**Required action 1**. In the text on CLICK PLC vulnerabilities, how does CVE-2025-67652 add to the risk from exposed credentials? Answer in one to three sentences.
**Required action 2**. Decide whether each statement agrees with the text on CLICK PLC vulnerabilities. Give yes or no, and quote the deciding words. (a) The exposure of plaintext passwords in project files is identified in CVE-2025-25051. (b) CVE-2025-67652 is the vulnerability that exposes plaintext passwords in project files. (c) The PLCs are described as controlling only chemical processing.
**Required action 3**. List every operation or kind of equipment that the text on CLICK PLC vulnerabilities says these controllers control.

*** Text block ***

AutomationDirect CLICK Programmable Logic Controllers serve as the digital backbone of manufacturing operations, controlling everything from assembly lines and packaging systems to chemical processing and material handling equipment. These compact PLCs manage critical production sequences, monitor safety interlocks, and coordinate automated machinery across facilities worldwide. When vulnerabilities like [CVE-2025-67652](https://nvd.nist.gov/vuln/detail/CVE-2025-67652 "NVD: CVE-2025-67652") and [CVE-2025-25051](https://nvd.nist.gov/vuln/detail/CVE-2025-25051 "NVD: CVE-2025-25051") compromise these controllers, the ripple effects extend far beyond IT systems into the physical realm of industrial production.

The exposure of plaintext passwords in project files, as identified in CVE-2025-25051, creates a direct pathway for attackers to assume control of manufacturing processes. An attacker with access to these credentials can manipulate production parameters, alter quality control thresholds, or disable safety systems that protect both equipment and personnel. The weak password encoding vulnerability in CVE-2025-67652 compounds this risk by making credential theft trivial for anyone who gains access to the PLC configuration.

*** End of Text block ***
*** Data shown ***

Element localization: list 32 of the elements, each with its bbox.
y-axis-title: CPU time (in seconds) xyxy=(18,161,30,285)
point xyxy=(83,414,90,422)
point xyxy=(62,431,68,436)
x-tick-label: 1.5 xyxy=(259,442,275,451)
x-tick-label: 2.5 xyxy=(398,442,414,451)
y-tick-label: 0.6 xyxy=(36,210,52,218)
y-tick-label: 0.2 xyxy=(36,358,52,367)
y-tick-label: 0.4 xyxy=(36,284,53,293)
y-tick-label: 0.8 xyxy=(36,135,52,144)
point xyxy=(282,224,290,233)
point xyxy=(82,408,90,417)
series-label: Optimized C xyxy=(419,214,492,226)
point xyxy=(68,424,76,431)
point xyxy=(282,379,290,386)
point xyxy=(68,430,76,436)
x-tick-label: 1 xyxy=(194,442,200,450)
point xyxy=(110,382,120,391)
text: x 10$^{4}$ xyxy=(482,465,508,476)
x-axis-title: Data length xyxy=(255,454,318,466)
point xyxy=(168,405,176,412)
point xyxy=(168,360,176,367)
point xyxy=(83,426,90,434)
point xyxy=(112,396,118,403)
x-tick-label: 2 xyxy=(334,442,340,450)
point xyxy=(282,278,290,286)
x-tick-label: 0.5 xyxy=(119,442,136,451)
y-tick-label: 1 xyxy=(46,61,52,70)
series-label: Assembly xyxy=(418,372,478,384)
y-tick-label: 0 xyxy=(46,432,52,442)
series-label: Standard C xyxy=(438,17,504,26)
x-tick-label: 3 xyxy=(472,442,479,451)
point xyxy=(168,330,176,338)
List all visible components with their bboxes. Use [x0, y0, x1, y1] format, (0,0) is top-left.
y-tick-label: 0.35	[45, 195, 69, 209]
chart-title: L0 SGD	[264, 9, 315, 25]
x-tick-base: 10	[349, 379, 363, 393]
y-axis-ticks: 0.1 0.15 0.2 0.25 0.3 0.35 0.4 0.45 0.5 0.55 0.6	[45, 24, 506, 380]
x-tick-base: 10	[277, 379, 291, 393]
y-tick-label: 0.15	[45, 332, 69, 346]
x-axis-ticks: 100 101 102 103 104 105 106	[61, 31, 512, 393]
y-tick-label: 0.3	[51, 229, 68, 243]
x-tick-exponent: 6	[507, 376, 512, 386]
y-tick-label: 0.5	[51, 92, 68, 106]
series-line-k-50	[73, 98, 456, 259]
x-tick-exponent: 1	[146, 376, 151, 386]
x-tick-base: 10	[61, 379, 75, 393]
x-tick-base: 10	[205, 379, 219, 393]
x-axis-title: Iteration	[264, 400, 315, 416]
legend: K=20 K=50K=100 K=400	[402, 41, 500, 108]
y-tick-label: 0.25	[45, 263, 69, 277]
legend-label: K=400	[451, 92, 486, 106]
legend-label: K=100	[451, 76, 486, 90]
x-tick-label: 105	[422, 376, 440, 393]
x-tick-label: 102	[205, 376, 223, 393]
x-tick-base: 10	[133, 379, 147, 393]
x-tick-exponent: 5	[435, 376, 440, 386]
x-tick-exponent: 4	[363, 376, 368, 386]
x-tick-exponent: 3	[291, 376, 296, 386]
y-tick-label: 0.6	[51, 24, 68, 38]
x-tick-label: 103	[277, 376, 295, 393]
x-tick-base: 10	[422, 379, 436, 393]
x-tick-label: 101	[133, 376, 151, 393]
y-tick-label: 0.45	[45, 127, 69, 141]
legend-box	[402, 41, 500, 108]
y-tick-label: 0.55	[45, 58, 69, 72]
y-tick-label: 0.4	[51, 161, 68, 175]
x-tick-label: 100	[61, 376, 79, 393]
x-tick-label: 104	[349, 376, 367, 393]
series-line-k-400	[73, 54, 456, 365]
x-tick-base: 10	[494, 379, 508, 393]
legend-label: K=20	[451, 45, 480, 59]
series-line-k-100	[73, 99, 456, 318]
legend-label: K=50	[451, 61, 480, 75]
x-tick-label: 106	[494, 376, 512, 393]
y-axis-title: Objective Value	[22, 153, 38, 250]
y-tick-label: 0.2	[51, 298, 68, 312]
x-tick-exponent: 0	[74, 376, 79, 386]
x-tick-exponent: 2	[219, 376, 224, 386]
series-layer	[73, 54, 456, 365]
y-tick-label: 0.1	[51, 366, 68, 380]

*** End of Data shown ***

**Your response 1**. CVE-2025-67652 is a weak password encoding vulnerability. It compounds the risk because it makes credential theft trivial for anyone who gains access to the PLC configuration.

**Your response 2**.
(a) Yes: "The exposure of plaintext passwords in project files, as identified in CVE-2025-25051"
(b) No: "The weak password encoding vulnerability in CVE-2025-67652"
(c) No: "controlling everything from assembly lines and packaging systems to chemical processing and material handling equipment"

**Your response 3**.
- assembly lines
- packaging systems
- chemical processing
- material handling equipment